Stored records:
— START —

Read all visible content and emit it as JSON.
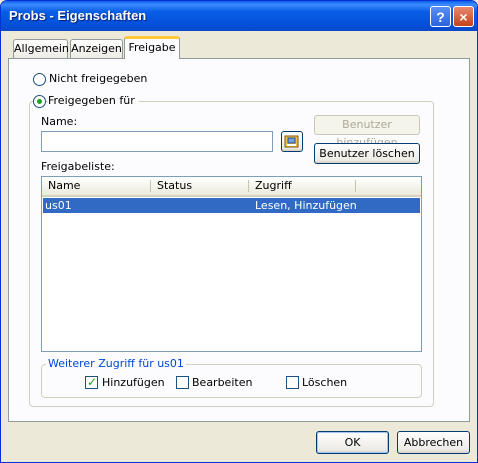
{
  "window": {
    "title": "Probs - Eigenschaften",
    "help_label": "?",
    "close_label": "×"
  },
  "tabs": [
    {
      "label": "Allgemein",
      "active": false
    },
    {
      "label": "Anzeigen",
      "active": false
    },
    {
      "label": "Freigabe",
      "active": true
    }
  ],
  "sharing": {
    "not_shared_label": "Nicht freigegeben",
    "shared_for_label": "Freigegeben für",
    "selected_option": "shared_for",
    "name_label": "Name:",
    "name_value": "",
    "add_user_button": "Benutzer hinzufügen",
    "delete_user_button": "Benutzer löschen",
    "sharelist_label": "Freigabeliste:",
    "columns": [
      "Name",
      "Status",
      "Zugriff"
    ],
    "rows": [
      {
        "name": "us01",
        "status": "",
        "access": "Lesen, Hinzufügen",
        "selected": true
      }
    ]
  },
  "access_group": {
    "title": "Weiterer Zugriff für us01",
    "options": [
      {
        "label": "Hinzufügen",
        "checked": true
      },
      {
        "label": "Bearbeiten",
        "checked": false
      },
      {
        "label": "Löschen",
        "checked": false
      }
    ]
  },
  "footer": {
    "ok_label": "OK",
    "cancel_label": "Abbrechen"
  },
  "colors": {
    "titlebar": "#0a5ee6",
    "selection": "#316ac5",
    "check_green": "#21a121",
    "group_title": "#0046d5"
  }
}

— END —
— START —

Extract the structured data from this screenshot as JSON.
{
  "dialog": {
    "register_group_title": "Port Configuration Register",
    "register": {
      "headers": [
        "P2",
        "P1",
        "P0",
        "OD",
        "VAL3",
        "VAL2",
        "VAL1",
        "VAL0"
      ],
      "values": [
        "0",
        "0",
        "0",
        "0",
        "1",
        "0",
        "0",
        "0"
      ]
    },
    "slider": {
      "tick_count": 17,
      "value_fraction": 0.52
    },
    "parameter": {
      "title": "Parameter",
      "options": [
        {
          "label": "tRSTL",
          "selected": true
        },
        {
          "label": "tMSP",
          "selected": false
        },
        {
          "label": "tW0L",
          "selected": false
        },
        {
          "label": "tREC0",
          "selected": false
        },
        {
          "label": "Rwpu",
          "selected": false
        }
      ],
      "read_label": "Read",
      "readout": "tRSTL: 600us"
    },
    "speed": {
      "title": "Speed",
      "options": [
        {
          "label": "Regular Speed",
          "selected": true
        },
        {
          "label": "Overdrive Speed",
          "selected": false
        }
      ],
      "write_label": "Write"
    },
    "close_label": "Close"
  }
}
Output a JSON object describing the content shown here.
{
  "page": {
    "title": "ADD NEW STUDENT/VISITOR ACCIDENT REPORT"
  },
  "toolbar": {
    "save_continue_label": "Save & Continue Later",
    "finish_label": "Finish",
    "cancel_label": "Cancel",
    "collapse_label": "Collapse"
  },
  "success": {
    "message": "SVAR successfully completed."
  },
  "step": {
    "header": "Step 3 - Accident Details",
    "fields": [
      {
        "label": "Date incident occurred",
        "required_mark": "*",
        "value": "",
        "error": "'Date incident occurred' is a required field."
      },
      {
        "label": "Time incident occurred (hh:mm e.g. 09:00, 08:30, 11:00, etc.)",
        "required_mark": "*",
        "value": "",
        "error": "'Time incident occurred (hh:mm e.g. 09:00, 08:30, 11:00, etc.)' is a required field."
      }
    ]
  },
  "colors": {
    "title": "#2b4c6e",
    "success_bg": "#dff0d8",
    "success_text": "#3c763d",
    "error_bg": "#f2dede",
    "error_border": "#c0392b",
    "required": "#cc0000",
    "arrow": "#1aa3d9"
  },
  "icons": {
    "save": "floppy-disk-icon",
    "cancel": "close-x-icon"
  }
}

— END —
— START —

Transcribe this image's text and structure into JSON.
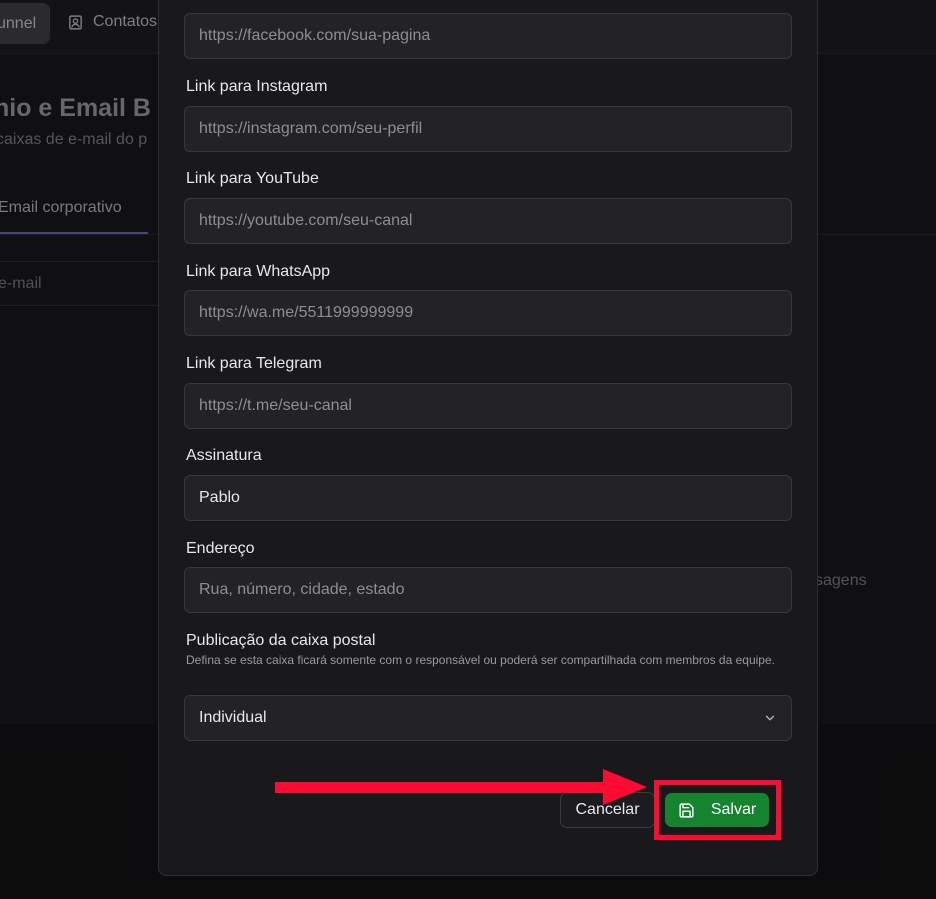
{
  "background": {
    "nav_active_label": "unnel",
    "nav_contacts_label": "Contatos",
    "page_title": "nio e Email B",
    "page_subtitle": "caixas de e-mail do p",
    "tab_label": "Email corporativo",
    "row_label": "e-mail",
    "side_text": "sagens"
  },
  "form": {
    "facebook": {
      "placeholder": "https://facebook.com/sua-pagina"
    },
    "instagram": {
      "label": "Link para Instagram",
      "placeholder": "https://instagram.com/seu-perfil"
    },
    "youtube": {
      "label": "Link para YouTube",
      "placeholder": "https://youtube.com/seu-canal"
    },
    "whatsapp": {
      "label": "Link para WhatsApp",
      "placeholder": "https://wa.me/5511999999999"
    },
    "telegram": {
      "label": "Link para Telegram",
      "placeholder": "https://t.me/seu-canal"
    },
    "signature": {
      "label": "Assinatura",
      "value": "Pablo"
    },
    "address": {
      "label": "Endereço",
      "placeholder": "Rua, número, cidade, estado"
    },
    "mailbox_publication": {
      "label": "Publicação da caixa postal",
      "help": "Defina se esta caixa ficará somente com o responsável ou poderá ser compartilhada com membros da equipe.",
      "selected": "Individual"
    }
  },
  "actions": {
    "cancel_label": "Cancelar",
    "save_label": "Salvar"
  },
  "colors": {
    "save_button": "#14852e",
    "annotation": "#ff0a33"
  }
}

— END —

> _What to do_:
In the entries above, find every line holding the word "occurred" and copy it out.

> _Correct output_:
        "label": "Date incident occurred",
        "error": "'Date incident occurred' is a required field."
        "label": "Time incident occurred (hh:mm e.g. 09:00, 08:30, 11:00, etc.)",
        "error": "'Time incident occurred (hh:mm e.g. 09:00, 08:30, 11:00, etc.)' is a required field."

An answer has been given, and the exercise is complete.